- **SHORT EXERCISE**:
Could you arrange the part of the listing that opens with the line containing "Give bounding boxes" and closes with the line containing "window-title: Warning <box>29 33 149 67</box>" as a two-column CSV with the columns request and response, one row per request, with each field quoted and line breaks replaced by spaces?

- **DATA SUPPLIED**:
####
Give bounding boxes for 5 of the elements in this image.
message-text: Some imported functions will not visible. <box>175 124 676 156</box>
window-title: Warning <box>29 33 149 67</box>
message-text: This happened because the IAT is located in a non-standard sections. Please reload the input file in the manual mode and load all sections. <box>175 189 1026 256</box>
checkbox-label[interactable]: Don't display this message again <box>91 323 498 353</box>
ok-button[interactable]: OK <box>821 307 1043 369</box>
####
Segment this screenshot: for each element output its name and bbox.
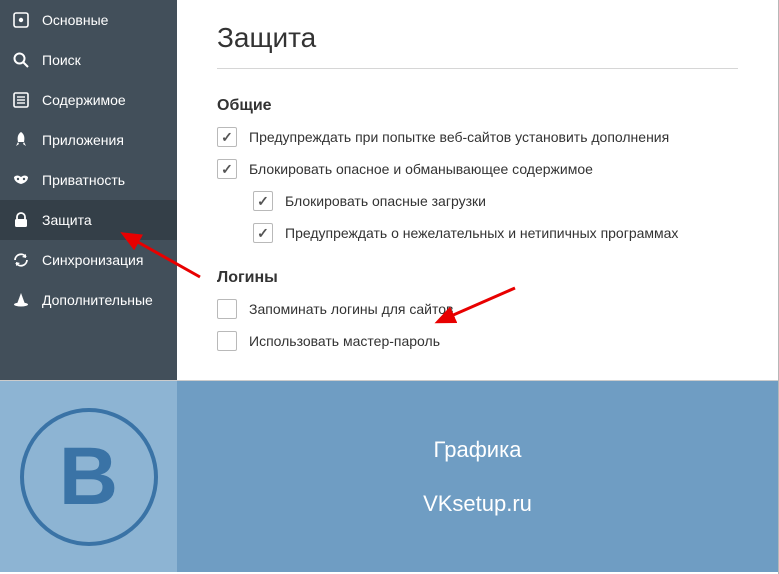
####
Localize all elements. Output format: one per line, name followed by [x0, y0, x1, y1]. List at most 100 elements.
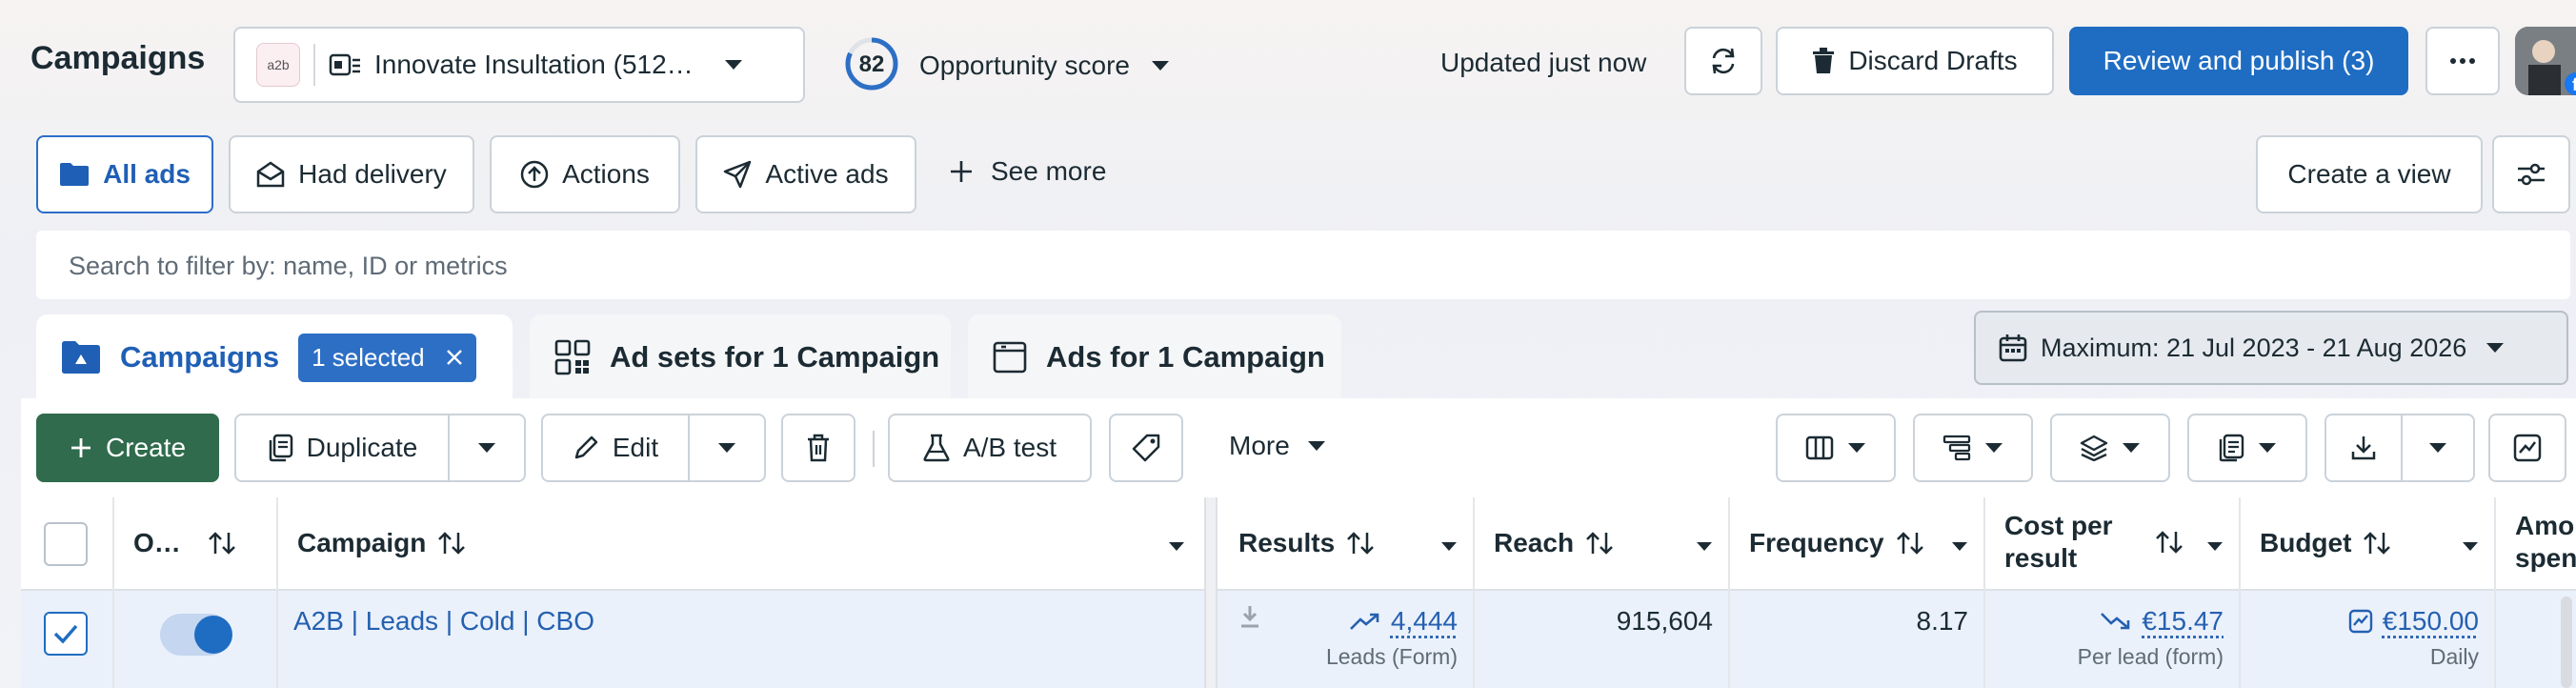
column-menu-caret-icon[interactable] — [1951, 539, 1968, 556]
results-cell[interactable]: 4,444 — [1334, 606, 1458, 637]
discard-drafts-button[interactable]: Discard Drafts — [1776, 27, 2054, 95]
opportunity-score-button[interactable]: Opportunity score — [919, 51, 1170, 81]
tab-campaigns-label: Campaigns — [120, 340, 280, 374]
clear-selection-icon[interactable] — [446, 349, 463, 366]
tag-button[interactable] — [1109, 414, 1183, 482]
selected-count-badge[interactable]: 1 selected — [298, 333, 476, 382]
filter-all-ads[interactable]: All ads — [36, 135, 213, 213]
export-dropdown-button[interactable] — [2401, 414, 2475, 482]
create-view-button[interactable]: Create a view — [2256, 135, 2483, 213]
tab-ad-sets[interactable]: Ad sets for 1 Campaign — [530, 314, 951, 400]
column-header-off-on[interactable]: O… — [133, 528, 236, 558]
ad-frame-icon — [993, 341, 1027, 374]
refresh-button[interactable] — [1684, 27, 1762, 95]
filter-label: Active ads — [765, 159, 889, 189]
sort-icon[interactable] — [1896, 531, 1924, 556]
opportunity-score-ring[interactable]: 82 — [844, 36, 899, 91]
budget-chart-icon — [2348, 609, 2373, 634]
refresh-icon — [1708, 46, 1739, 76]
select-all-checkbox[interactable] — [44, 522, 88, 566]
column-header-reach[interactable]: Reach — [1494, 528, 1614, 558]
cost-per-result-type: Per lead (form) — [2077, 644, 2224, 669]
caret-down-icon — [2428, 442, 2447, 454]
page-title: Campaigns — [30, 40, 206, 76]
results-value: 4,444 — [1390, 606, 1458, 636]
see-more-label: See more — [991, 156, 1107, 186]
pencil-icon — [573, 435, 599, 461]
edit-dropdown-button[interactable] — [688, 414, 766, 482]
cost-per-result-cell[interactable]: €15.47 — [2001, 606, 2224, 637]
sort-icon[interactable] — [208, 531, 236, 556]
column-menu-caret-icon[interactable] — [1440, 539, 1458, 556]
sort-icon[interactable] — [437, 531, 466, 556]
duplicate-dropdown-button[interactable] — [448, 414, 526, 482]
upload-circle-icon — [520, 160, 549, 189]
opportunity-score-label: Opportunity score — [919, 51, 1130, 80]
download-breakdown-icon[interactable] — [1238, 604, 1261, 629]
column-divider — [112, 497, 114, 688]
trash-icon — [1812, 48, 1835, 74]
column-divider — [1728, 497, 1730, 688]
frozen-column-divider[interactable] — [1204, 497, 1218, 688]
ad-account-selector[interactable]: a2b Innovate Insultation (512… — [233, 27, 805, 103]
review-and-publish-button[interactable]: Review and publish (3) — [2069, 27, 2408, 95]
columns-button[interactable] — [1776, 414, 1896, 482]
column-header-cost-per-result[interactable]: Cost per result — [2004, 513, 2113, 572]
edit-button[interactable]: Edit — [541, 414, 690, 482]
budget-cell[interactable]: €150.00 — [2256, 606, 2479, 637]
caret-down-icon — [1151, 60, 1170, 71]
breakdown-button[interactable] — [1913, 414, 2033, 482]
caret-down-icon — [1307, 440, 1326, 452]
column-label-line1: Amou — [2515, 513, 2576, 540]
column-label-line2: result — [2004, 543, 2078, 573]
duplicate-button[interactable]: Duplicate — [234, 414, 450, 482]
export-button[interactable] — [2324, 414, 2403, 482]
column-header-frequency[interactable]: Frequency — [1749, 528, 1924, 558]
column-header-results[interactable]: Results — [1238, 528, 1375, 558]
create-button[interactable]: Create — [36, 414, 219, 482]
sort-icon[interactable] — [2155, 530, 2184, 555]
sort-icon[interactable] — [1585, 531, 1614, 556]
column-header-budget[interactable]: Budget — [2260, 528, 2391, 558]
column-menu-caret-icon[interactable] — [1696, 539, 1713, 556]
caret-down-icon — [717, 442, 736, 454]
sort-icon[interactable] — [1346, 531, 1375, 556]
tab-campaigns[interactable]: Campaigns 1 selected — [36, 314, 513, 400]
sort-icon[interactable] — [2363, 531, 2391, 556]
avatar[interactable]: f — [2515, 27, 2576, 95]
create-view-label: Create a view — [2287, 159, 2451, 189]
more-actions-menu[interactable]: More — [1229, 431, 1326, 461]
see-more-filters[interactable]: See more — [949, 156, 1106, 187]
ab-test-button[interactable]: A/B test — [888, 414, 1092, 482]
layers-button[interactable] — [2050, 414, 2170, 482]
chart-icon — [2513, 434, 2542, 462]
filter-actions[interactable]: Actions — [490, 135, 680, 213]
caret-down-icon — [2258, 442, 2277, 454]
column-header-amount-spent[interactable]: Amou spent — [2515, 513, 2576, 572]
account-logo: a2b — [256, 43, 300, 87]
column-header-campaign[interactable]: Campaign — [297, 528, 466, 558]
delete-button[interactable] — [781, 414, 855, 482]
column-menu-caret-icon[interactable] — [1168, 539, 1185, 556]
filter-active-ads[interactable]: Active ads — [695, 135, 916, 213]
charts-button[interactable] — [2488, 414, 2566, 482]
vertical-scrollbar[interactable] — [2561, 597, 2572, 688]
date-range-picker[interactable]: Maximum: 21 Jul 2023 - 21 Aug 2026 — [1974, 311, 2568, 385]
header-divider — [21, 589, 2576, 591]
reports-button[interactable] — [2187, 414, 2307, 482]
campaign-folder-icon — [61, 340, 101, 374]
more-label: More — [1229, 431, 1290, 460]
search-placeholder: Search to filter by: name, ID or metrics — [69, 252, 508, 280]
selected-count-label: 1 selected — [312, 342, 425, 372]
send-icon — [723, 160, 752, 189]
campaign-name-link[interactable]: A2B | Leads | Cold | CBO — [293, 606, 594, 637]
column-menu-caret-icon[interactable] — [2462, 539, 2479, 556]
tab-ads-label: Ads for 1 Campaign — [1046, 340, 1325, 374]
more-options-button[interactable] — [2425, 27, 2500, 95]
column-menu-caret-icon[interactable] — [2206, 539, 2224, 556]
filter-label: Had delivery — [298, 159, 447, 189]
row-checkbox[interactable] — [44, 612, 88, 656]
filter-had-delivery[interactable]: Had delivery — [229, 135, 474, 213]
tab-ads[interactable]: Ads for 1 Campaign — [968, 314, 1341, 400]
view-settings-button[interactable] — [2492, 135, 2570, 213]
####
- **TASK OUTPUT**:
request,response
"Give bounding boxes for 5 of the elements in this image.","message-text: Some imported functions will not visible. <box>175 124 676 156</box> window-title: Warning <box>29 33 149 67</box>"